REQUEST>
Copy the lines below as they are; omit the images they contain.

MATERIAL SUPPLIED>

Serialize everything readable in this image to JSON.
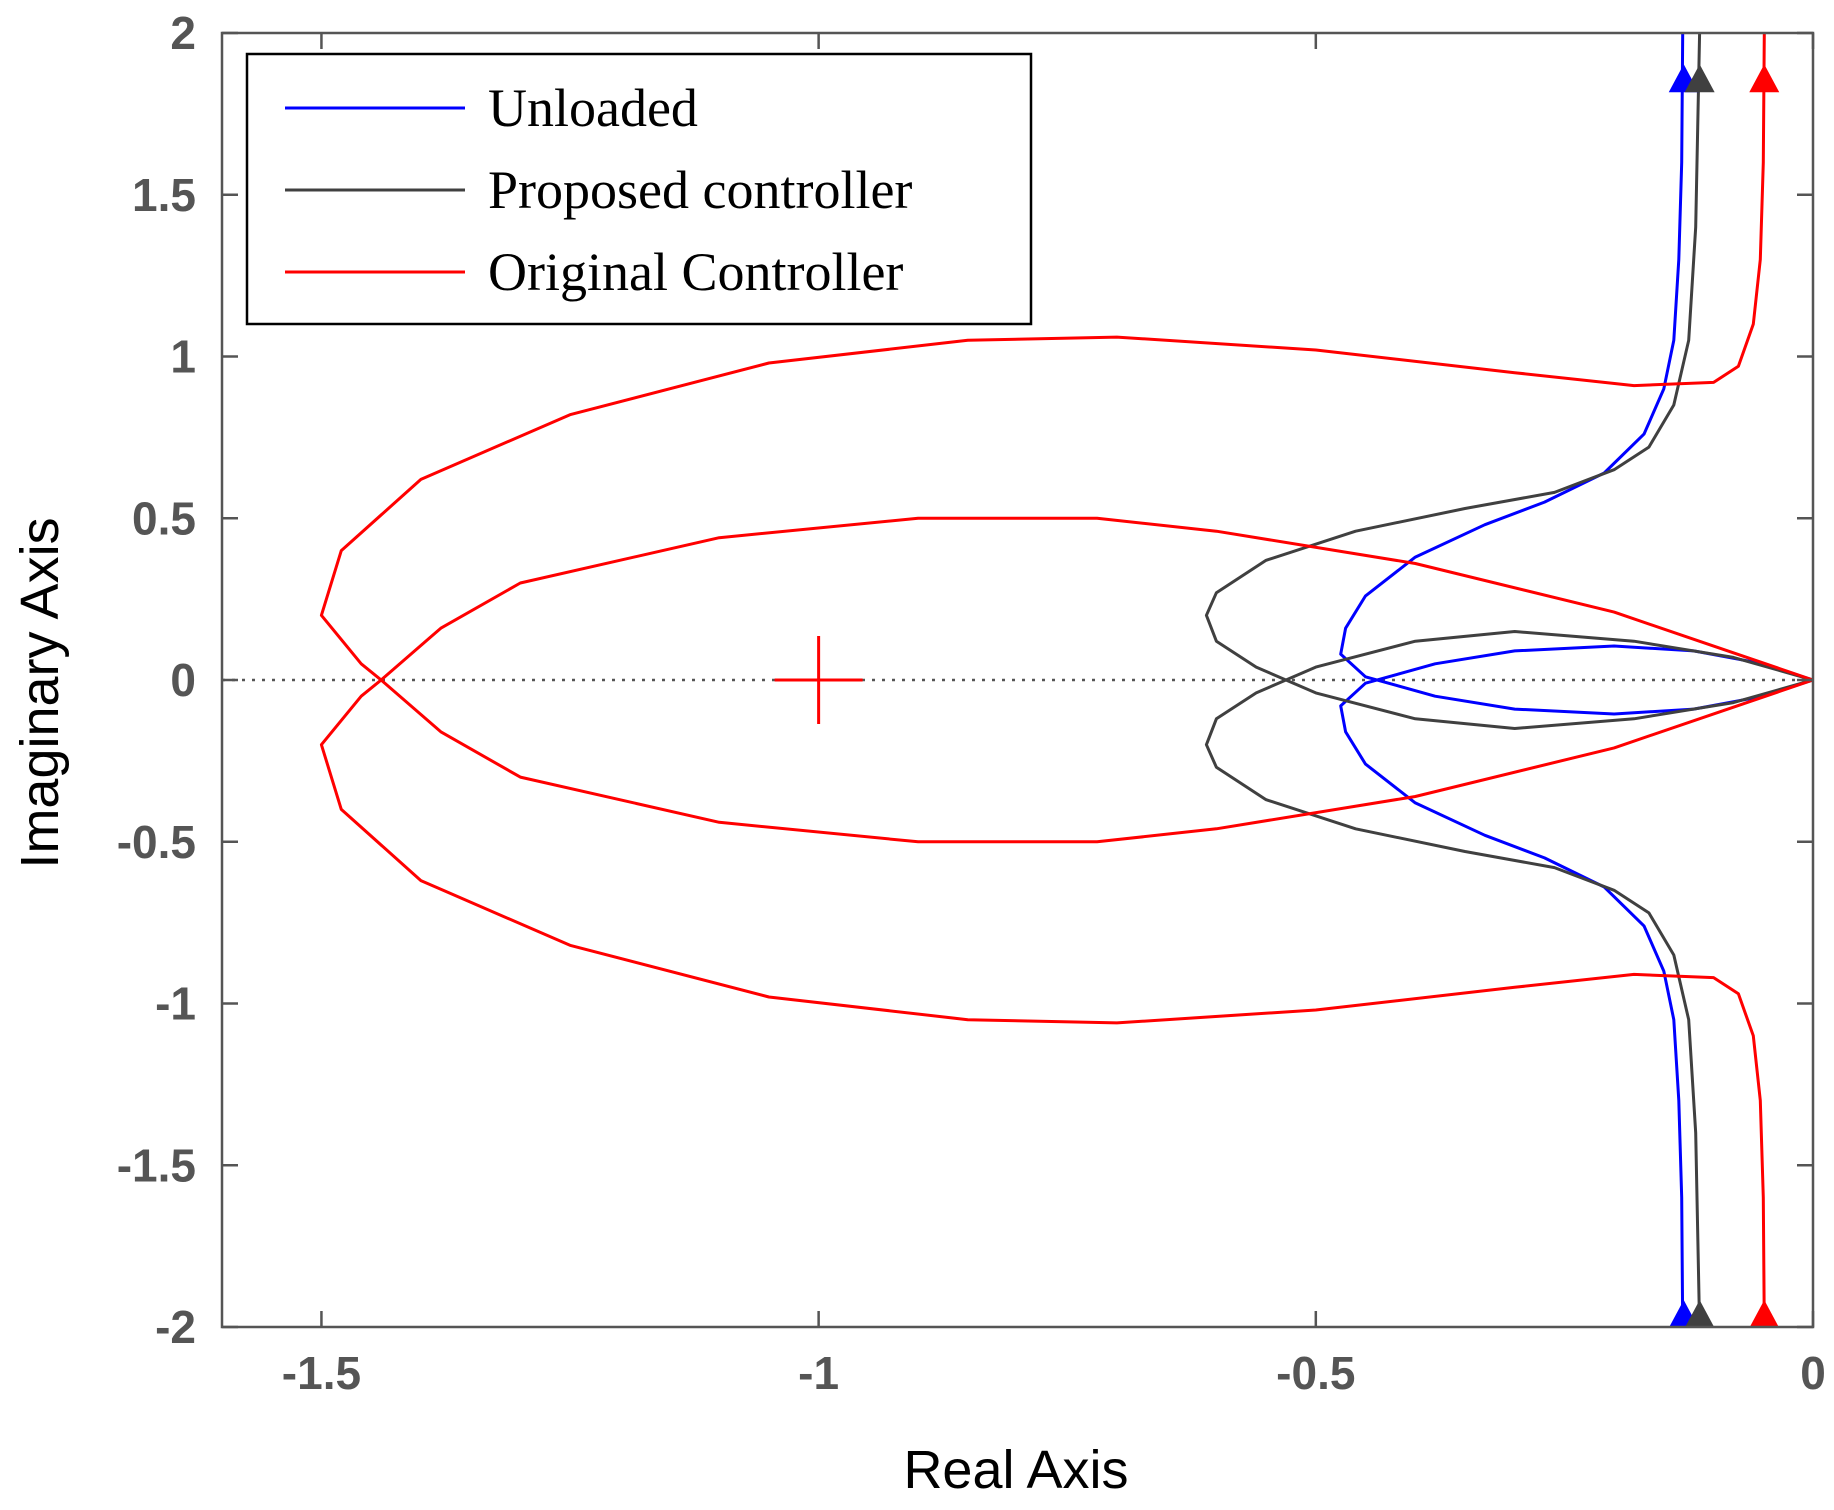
{
  "chart_data": {
    "type": "line",
    "title": "",
    "xlabel": "Real Axis",
    "ylabel": "Imaginary Axis",
    "xlim": [
      -1.6,
      0
    ],
    "ylim": [
      -2,
      2
    ],
    "xticks": [
      -1.5,
      -1,
      -0.5,
      0
    ],
    "xtick_labels": [
      "-1.5",
      "-1",
      "-0.5",
      "0"
    ],
    "yticks": [
      -2,
      -1.5,
      -1,
      -0.5,
      0,
      0.5,
      1,
      1.5,
      2
    ],
    "ytick_labels": [
      "-2",
      "-1.5",
      "-1",
      "-0.5",
      "0",
      "0.5",
      "1",
      "1.5",
      "2"
    ],
    "grid": false,
    "legend_position": "top-left",
    "zero_line": {
      "y": 0,
      "style": "dotted",
      "color": "#555555"
    },
    "markers": [
      {
        "series": "Unloaded",
        "shape": "triangle",
        "x": -0.13,
        "y": 1.86
      },
      {
        "series": "Unloaded",
        "shape": "triangle",
        "x": -0.13,
        "y": -1.96
      },
      {
        "series": "Proposed controller",
        "shape": "triangle",
        "x": -0.114,
        "y": 1.86
      },
      {
        "series": "Proposed controller",
        "shape": "triangle",
        "x": -0.114,
        "y": -1.96
      },
      {
        "series": "Original Controller",
        "shape": "triangle",
        "x": -0.049,
        "y": 1.86
      },
      {
        "series": "Original Controller",
        "shape": "triangle",
        "x": -0.049,
        "y": -1.96
      },
      {
        "series": "Original Controller",
        "shape": "plus",
        "x": -1.0,
        "y": 0
      }
    ],
    "series": [
      {
        "name": "Unloaded",
        "color": "#0000ff",
        "branches": [
          [
            [
              0,
              0
            ],
            [
              -0.05,
              0.05
            ],
            [
              -0.12,
              0.09
            ],
            [
              -0.2,
              0.105
            ],
            [
              -0.3,
              0.09
            ],
            [
              -0.38,
              0.05
            ],
            [
              -0.45,
              -0.01
            ],
            [
              -0.475,
              -0.08
            ],
            [
              -0.47,
              -0.16
            ],
            [
              -0.45,
              -0.26
            ],
            [
              -0.4,
              -0.38
            ],
            [
              -0.33,
              -0.48
            ],
            [
              -0.27,
              -0.55
            ],
            [
              -0.21,
              -0.64
            ],
            [
              -0.17,
              -0.76
            ],
            [
              -0.15,
              -0.9
            ],
            [
              -0.14,
              -1.05
            ],
            [
              -0.135,
              -1.3
            ],
            [
              -0.132,
              -1.6
            ],
            [
              -0.131,
              -2.0
            ]
          ],
          [
            [
              0,
              0
            ],
            [
              -0.05,
              -0.05
            ],
            [
              -0.12,
              -0.09
            ],
            [
              -0.2,
              -0.105
            ],
            [
              -0.3,
              -0.09
            ],
            [
              -0.38,
              -0.05
            ],
            [
              -0.45,
              0.01
            ],
            [
              -0.475,
              0.08
            ],
            [
              -0.47,
              0.16
            ],
            [
              -0.45,
              0.26
            ],
            [
              -0.4,
              0.38
            ],
            [
              -0.33,
              0.48
            ],
            [
              -0.27,
              0.55
            ],
            [
              -0.21,
              0.64
            ],
            [
              -0.17,
              0.76
            ],
            [
              -0.15,
              0.9
            ],
            [
              -0.14,
              1.05
            ],
            [
              -0.135,
              1.3
            ],
            [
              -0.132,
              1.6
            ],
            [
              -0.131,
              2.0
            ]
          ]
        ]
      },
      {
        "name": "Proposed controller",
        "color": "#404040",
        "branches": [
          [
            [
              0,
              0
            ],
            [
              -0.08,
              0.07
            ],
            [
              -0.18,
              0.12
            ],
            [
              -0.3,
              0.15
            ],
            [
              -0.4,
              0.12
            ],
            [
              -0.5,
              0.04
            ],
            [
              -0.56,
              -0.04
            ],
            [
              -0.6,
              -0.12
            ],
            [
              -0.61,
              -0.2
            ],
            [
              -0.6,
              -0.27
            ],
            [
              -0.55,
              -0.37
            ],
            [
              -0.46,
              -0.46
            ],
            [
              -0.35,
              -0.53
            ],
            [
              -0.26,
              -0.58
            ],
            [
              -0.2,
              -0.65
            ],
            [
              -0.165,
              -0.72
            ],
            [
              -0.14,
              -0.85
            ],
            [
              -0.125,
              -1.05
            ],
            [
              -0.118,
              -1.4
            ],
            [
              -0.114,
              -2.0
            ]
          ],
          [
            [
              0,
              0
            ],
            [
              -0.08,
              -0.07
            ],
            [
              -0.18,
              -0.12
            ],
            [
              -0.3,
              -0.15
            ],
            [
              -0.4,
              -0.12
            ],
            [
              -0.5,
              -0.04
            ],
            [
              -0.56,
              0.04
            ],
            [
              -0.6,
              0.12
            ],
            [
              -0.61,
              0.2
            ],
            [
              -0.6,
              0.27
            ],
            [
              -0.55,
              0.37
            ],
            [
              -0.46,
              0.46
            ],
            [
              -0.35,
              0.53
            ],
            [
              -0.26,
              0.58
            ],
            [
              -0.2,
              0.65
            ],
            [
              -0.165,
              0.72
            ],
            [
              -0.14,
              0.85
            ],
            [
              -0.125,
              1.05
            ],
            [
              -0.118,
              1.4
            ],
            [
              -0.114,
              2.0
            ]
          ]
        ]
      },
      {
        "name": "Original Controller",
        "color": "#ff0000",
        "branches": [
          [
            [
              0,
              0
            ],
            [
              -0.2,
              0.21
            ],
            [
              -0.4,
              0.36
            ],
            [
              -0.6,
              0.46
            ],
            [
              -0.72,
              0.5
            ],
            [
              -0.9,
              0.5
            ],
            [
              -1.1,
              0.44
            ],
            [
              -1.3,
              0.3
            ],
            [
              -1.38,
              0.16
            ],
            [
              -1.44,
              0
            ],
            [
              -1.46,
              -0.05
            ],
            [
              -1.5,
              -0.2
            ],
            [
              -1.48,
              -0.4
            ],
            [
              -1.4,
              -0.62
            ],
            [
              -1.25,
              -0.82
            ],
            [
              -1.05,
              -0.98
            ],
            [
              -0.85,
              -1.05
            ],
            [
              -0.7,
              -1.06
            ],
            [
              -0.5,
              -1.02
            ],
            [
              -0.3,
              -0.95
            ],
            [
              -0.18,
              -0.91
            ],
            [
              -0.1,
              -0.92
            ],
            [
              -0.075,
              -0.97
            ],
            [
              -0.06,
              -1.1
            ],
            [
              -0.053,
              -1.3
            ],
            [
              -0.05,
              -1.6
            ],
            [
              -0.049,
              -2.0
            ]
          ],
          [
            [
              0,
              0
            ],
            [
              -0.2,
              -0.21
            ],
            [
              -0.4,
              -0.36
            ],
            [
              -0.6,
              -0.46
            ],
            [
              -0.72,
              -0.5
            ],
            [
              -0.9,
              -0.5
            ],
            [
              -1.1,
              -0.44
            ],
            [
              -1.3,
              -0.3
            ],
            [
              -1.38,
              -0.16
            ],
            [
              -1.44,
              0
            ],
            [
              -1.46,
              0.05
            ],
            [
              -1.5,
              0.2
            ],
            [
              -1.48,
              0.4
            ],
            [
              -1.4,
              0.62
            ],
            [
              -1.25,
              0.82
            ],
            [
              -1.05,
              0.98
            ],
            [
              -0.85,
              1.05
            ],
            [
              -0.7,
              1.06
            ],
            [
              -0.5,
              1.02
            ],
            [
              -0.3,
              0.95
            ],
            [
              -0.18,
              0.91
            ],
            [
              -0.1,
              0.92
            ],
            [
              -0.075,
              0.97
            ],
            [
              -0.06,
              1.1
            ],
            [
              -0.053,
              1.3
            ],
            [
              -0.05,
              1.6
            ],
            [
              -0.049,
              2.0
            ]
          ]
        ]
      }
    ]
  }
}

WRITTEN REPLY>
Serialize everything readable in this image to JSON.
{
  "chart_data": {
    "type": "line",
    "title": "",
    "xlabel": "Real Axis",
    "ylabel": "Imaginary Axis",
    "xlim": [
      -1.6,
      0
    ],
    "ylim": [
      -2,
      2
    ],
    "xticks": [
      -1.5,
      -1,
      -0.5,
      0
    ],
    "xtick_labels": [
      "-1.5",
      "-1",
      "-0.5",
      "0"
    ],
    "yticks": [
      -2,
      -1.5,
      -1,
      -0.5,
      0,
      0.5,
      1,
      1.5,
      2
    ],
    "ytick_labels": [
      "-2",
      "-1.5",
      "-1",
      "-0.5",
      "0",
      "0.5",
      "1",
      "1.5",
      "2"
    ],
    "grid": false,
    "legend_position": "top-left",
    "zero_line": {
      "y": 0,
      "style": "dotted",
      "color": "#555555"
    },
    "markers": [
      {
        "series": "Unloaded",
        "shape": "triangle",
        "x": -0.13,
        "y": 1.86
      },
      {
        "series": "Unloaded",
        "shape": "triangle",
        "x": -0.13,
        "y": -1.96
      },
      {
        "series": "Proposed controller",
        "shape": "triangle",
        "x": -0.114,
        "y": 1.86
      },
      {
        "series": "Proposed controller",
        "shape": "triangle",
        "x": -0.114,
        "y": -1.96
      },
      {
        "series": "Original Controller",
        "shape": "triangle",
        "x": -0.049,
        "y": 1.86
      },
      {
        "series": "Original Controller",
        "shape": "triangle",
        "x": -0.049,
        "y": -1.96
      },
      {
        "series": "Original Controller",
        "shape": "plus",
        "x": -1.0,
        "y": 0
      }
    ],
    "series": [
      {
        "name": "Unloaded",
        "color": "#0000ff",
        "branches": [
          [
            [
              0,
              0
            ],
            [
              -0.05,
              0.05
            ],
            [
              -0.12,
              0.09
            ],
            [
              -0.2,
              0.105
            ],
            [
              -0.3,
              0.09
            ],
            [
              -0.38,
              0.05
            ],
            [
              -0.45,
              -0.01
            ],
            [
              -0.475,
              -0.08
            ],
            [
              -0.47,
              -0.16
            ],
            [
              -0.45,
              -0.26
            ],
            [
              -0.4,
              -0.38
            ],
            [
              -0.33,
              -0.48
            ],
            [
              -0.27,
              -0.55
            ],
            [
              -0.21,
              -0.64
            ],
            [
              -0.17,
              -0.76
            ],
            [
              -0.15,
              -0.9
            ],
            [
              -0.14,
              -1.05
            ],
            [
              -0.135,
              -1.3
            ],
            [
              -0.132,
              -1.6
            ],
            [
              -0.131,
              -2.0
            ]
          ],
          [
            [
              0,
              0
            ],
            [
              -0.05,
              -0.05
            ],
            [
              -0.12,
              -0.09
            ],
            [
              -0.2,
              -0.105
            ],
            [
              -0.3,
              -0.09
            ],
            [
              -0.38,
              -0.05
            ],
            [
              -0.45,
              0.01
            ],
            [
              -0.475,
              0.08
            ],
            [
              -0.47,
              0.16
            ],
            [
              -0.45,
              0.26
            ],
            [
              -0.4,
              0.38
            ],
            [
              -0.33,
              0.48
            ],
            [
              -0.27,
              0.55
            ],
            [
              -0.21,
              0.64
            ],
            [
              -0.17,
              0.76
            ],
            [
              -0.15,
              0.9
            ],
            [
              -0.14,
              1.05
            ],
            [
              -0.135,
              1.3
            ],
            [
              -0.132,
              1.6
            ],
            [
              -0.131,
              2.0
            ]
          ]
        ]
      },
      {
        "name": "Proposed controller",
        "color": "#404040",
        "branches": [
          [
            [
              0,
              0
            ],
            [
              -0.08,
              0.07
            ],
            [
              -0.18,
              0.12
            ],
            [
              -0.3,
              0.15
            ],
            [
              -0.4,
              0.12
            ],
            [
              -0.5,
              0.04
            ],
            [
              -0.56,
              -0.04
            ],
            [
              -0.6,
              -0.12
            ],
            [
              -0.61,
              -0.2
            ],
            [
              -0.6,
              -0.27
            ],
            [
              -0.55,
              -0.37
            ],
            [
              -0.46,
              -0.46
            ],
            [
              -0.35,
              -0.53
            ],
            [
              -0.26,
              -0.58
            ],
            [
              -0.2,
              -0.65
            ],
            [
              -0.165,
              -0.72
            ],
            [
              -0.14,
              -0.85
            ],
            [
              -0.125,
              -1.05
            ],
            [
              -0.118,
              -1.4
            ],
            [
              -0.114,
              -2.0
            ]
          ],
          [
            [
              0,
              0
            ],
            [
              -0.08,
              -0.07
            ],
            [
              -0.18,
              -0.12
            ],
            [
              -0.3,
              -0.15
            ],
            [
              -0.4,
              -0.12
            ],
            [
              -0.5,
              -0.04
            ],
            [
              -0.56,
              0.04
            ],
            [
              -0.6,
              0.12
            ],
            [
              -0.61,
              0.2
            ],
            [
              -0.6,
              0.27
            ],
            [
              -0.55,
              0.37
            ],
            [
              -0.46,
              0.46
            ],
            [
              -0.35,
              0.53
            ],
            [
              -0.26,
              0.58
            ],
            [
              -0.2,
              0.65
            ],
            [
              -0.165,
              0.72
            ],
            [
              -0.14,
              0.85
            ],
            [
              -0.125,
              1.05
            ],
            [
              -0.118,
              1.4
            ],
            [
              -0.114,
              2.0
            ]
          ]
        ]
      },
      {
        "name": "Original Controller",
        "color": "#ff0000",
        "branches": [
          [
            [
              0,
              0
            ],
            [
              -0.2,
              0.21
            ],
            [
              -0.4,
              0.36
            ],
            [
              -0.6,
              0.46
            ],
            [
              -0.72,
              0.5
            ],
            [
              -0.9,
              0.5
            ],
            [
              -1.1,
              0.44
            ],
            [
              -1.3,
              0.3
            ],
            [
              -1.38,
              0.16
            ],
            [
              -1.44,
              0
            ],
            [
              -1.46,
              -0.05
            ],
            [
              -1.5,
              -0.2
            ],
            [
              -1.48,
              -0.4
            ],
            [
              -1.4,
              -0.62
            ],
            [
              -1.25,
              -0.82
            ],
            [
              -1.05,
              -0.98
            ],
            [
              -0.85,
              -1.05
            ],
            [
              -0.7,
              -1.06
            ],
            [
              -0.5,
              -1.02
            ],
            [
              -0.3,
              -0.95
            ],
            [
              -0.18,
              -0.91
            ],
            [
              -0.1,
              -0.92
            ],
            [
              -0.075,
              -0.97
            ],
            [
              -0.06,
              -1.1
            ],
            [
              -0.053,
              -1.3
            ],
            [
              -0.05,
              -1.6
            ],
            [
              -0.049,
              -2.0
            ]
          ],
          [
            [
              0,
              0
            ],
            [
              -0.2,
              -0.21
            ],
            [
              -0.4,
              -0.36
            ],
            [
              -0.6,
              -0.46
            ],
            [
              -0.72,
              -0.5
            ],
            [
              -0.9,
              -0.5
            ],
            [
              -1.1,
              -0.44
            ],
            [
              -1.3,
              -0.3
            ],
            [
              -1.38,
              -0.16
            ],
            [
              -1.44,
              0
            ],
            [
              -1.46,
              0.05
            ],
            [
              -1.5,
              0.2
            ],
            [
              -1.48,
              0.4
            ],
            [
              -1.4,
              0.62
            ],
            [
              -1.25,
              0.82
            ],
            [
              -1.05,
              0.98
            ],
            [
              -0.85,
              1.05
            ],
            [
              -0.7,
              1.06
            ],
            [
              -0.5,
              1.02
            ],
            [
              -0.3,
              0.95
            ],
            [
              -0.18,
              0.91
            ],
            [
              -0.1,
              0.92
            ],
            [
              -0.075,
              0.97
            ],
            [
              -0.06,
              1.1
            ],
            [
              -0.053,
              1.3
            ],
            [
              -0.05,
              1.6
            ],
            [
              -0.049,
              2.0
            ]
          ]
        ]
      }
    ]
  }
}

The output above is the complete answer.